PROMPT :: Copy each line where the word "CONSTANTINOPOLITANAE" occurs.

Collection entries

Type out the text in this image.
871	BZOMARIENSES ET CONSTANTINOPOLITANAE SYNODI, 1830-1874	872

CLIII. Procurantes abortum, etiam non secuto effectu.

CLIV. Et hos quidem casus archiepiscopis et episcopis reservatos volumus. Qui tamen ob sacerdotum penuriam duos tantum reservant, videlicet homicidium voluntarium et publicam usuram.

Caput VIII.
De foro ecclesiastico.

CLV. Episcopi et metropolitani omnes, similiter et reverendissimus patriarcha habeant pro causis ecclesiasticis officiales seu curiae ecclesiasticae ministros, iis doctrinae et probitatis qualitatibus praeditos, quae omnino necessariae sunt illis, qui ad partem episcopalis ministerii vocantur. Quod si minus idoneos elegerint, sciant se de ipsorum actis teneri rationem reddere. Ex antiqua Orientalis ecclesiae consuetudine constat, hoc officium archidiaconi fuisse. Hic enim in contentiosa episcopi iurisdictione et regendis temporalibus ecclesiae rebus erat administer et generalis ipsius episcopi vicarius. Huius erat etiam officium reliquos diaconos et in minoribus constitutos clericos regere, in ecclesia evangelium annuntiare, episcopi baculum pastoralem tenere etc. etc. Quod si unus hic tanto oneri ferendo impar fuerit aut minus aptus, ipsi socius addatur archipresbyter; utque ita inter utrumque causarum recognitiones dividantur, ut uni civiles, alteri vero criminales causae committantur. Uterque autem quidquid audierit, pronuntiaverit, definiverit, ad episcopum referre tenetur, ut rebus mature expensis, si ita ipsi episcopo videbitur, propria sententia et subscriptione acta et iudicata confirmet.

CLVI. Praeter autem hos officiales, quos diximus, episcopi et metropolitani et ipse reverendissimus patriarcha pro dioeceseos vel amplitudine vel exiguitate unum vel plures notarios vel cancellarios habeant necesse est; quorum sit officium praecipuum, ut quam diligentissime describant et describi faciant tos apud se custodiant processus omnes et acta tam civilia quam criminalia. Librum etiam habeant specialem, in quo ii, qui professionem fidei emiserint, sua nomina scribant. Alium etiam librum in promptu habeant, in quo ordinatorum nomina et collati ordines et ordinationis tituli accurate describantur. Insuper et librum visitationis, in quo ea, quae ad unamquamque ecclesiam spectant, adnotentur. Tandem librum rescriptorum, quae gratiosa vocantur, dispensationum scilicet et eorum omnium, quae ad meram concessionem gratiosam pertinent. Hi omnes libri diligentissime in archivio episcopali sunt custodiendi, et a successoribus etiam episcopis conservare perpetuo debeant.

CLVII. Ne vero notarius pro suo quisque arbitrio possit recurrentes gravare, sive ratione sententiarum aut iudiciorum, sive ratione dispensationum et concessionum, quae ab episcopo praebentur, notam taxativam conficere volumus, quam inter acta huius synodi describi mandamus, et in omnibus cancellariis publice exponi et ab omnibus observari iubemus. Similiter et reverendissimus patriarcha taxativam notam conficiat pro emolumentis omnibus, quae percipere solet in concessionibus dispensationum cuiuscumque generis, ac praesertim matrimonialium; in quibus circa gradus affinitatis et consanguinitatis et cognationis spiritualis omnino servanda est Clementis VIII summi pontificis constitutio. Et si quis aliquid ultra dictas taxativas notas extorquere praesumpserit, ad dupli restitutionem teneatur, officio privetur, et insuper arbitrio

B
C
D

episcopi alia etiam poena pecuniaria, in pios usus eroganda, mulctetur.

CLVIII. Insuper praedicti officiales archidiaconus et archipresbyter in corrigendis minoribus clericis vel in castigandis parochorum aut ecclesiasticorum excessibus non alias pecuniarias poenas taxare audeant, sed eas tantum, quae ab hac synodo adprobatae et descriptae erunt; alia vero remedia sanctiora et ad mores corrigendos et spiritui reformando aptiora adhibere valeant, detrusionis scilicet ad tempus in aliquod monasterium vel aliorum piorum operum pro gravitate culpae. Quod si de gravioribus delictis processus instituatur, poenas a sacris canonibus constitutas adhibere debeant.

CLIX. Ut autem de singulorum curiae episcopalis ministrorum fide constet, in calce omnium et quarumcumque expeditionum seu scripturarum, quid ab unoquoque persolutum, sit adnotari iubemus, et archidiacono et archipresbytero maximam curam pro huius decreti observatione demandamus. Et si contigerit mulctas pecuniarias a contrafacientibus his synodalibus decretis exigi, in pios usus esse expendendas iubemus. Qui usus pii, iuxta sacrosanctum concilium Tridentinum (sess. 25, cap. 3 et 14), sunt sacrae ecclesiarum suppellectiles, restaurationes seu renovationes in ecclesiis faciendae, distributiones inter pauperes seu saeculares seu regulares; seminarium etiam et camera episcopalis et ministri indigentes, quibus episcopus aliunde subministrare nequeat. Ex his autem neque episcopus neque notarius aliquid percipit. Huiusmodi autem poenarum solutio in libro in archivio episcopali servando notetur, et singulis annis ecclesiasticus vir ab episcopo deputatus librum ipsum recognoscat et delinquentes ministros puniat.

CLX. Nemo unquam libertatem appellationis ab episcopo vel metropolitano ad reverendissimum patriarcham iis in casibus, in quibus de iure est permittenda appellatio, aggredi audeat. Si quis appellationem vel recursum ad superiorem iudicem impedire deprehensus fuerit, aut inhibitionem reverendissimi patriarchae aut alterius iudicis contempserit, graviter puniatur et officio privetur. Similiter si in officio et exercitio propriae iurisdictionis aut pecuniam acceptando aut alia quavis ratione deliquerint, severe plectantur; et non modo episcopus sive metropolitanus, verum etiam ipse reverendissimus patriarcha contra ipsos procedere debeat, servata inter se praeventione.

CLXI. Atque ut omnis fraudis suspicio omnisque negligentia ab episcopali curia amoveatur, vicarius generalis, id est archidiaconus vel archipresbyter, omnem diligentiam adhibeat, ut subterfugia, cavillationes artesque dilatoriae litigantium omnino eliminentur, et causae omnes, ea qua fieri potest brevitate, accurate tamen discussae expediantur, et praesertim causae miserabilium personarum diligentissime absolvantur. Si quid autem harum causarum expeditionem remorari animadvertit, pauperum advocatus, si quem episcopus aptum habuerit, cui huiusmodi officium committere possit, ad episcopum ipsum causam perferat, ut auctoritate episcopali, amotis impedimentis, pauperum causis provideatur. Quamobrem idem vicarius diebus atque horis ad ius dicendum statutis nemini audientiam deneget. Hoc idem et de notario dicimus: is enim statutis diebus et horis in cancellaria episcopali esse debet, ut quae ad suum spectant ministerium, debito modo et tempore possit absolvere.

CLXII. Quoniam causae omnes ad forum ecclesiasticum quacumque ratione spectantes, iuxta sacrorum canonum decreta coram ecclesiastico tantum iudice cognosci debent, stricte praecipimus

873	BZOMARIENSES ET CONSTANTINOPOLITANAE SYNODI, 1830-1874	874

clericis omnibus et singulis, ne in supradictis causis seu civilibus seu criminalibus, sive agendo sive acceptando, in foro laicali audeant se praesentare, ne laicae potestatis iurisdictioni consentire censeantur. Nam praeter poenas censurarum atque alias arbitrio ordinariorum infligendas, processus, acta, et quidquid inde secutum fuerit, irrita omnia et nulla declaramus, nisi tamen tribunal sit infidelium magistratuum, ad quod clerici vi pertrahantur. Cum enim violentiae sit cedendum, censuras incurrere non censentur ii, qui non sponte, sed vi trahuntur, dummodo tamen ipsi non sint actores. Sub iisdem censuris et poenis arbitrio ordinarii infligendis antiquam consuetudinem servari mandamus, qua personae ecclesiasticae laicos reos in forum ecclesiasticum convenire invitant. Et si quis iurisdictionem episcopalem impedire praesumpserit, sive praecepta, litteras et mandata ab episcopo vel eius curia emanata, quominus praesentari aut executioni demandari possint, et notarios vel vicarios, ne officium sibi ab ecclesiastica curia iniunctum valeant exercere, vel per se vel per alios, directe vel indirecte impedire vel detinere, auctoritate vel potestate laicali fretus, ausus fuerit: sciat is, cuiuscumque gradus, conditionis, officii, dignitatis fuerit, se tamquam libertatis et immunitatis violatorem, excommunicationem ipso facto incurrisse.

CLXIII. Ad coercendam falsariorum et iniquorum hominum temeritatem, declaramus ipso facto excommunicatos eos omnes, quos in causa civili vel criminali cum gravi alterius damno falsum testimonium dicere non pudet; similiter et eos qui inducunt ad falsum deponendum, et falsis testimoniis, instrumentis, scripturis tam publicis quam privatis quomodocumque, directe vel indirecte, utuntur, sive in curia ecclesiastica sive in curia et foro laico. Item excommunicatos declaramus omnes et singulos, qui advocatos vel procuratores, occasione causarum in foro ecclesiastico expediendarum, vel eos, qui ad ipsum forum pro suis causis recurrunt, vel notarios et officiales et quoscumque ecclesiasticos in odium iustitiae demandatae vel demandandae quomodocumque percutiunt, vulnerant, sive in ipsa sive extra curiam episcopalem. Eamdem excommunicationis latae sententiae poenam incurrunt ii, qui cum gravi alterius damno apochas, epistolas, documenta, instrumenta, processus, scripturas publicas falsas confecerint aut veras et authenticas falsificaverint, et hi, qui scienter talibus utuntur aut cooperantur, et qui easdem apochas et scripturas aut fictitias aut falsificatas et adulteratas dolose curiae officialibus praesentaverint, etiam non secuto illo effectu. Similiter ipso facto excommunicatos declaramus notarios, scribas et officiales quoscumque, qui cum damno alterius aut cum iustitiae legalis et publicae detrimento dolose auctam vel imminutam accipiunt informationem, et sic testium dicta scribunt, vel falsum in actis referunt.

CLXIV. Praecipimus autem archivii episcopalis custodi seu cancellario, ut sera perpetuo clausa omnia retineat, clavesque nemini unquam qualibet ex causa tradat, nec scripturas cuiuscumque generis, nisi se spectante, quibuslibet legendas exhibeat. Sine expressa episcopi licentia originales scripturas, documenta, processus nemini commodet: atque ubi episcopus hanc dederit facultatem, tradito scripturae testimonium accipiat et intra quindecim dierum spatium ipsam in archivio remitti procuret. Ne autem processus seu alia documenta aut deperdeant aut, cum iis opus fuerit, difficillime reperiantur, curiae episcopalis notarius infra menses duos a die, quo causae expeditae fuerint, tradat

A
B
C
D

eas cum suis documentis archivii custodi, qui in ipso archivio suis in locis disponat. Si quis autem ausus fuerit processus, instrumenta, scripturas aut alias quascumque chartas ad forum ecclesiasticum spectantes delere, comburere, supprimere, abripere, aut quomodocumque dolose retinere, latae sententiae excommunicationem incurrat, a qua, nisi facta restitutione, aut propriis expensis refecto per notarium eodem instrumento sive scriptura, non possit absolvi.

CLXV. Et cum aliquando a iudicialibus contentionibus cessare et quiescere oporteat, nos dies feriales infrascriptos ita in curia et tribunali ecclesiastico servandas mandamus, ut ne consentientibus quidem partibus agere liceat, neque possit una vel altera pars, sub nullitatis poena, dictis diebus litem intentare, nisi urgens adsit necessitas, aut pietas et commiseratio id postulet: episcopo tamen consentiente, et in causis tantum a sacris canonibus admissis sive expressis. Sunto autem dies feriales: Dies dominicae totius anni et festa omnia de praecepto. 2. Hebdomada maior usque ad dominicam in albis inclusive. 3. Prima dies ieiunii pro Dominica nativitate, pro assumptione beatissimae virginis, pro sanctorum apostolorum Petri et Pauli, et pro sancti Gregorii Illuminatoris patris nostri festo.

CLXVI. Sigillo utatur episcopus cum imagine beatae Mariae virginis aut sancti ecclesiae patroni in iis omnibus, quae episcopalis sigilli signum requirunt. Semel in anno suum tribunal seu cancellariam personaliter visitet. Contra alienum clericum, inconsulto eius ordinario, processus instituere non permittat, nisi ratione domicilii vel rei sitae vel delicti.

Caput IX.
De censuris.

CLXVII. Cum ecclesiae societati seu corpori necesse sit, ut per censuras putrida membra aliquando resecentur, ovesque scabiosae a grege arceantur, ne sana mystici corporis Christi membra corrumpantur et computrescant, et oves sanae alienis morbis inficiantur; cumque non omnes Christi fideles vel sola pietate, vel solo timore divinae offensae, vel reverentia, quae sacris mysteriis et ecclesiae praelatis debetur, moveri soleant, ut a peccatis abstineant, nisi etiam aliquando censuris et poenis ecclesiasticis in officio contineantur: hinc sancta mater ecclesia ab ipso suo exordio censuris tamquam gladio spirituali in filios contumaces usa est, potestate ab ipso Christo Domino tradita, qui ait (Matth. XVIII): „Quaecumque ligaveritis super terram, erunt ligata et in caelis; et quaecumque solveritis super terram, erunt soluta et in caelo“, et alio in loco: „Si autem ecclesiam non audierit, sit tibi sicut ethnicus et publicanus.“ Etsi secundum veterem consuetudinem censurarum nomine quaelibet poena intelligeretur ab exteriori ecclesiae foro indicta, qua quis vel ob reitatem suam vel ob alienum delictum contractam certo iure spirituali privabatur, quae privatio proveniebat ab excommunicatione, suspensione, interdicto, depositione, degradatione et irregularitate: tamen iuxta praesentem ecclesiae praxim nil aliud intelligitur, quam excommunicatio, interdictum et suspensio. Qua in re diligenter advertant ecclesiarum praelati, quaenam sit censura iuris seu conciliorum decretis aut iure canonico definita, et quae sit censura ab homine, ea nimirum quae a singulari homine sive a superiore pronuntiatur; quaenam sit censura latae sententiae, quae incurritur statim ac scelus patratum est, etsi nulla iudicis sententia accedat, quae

SOLUTION TO THIS PROBLEM ::
871	BZOMARIENSES ET CONSTANTINOPOLITANAE SYNODI, 1830-1874	872
873	BZOMARIENSES ET CONSTANTINOPOLITANAE SYNODI, 1830-1874	874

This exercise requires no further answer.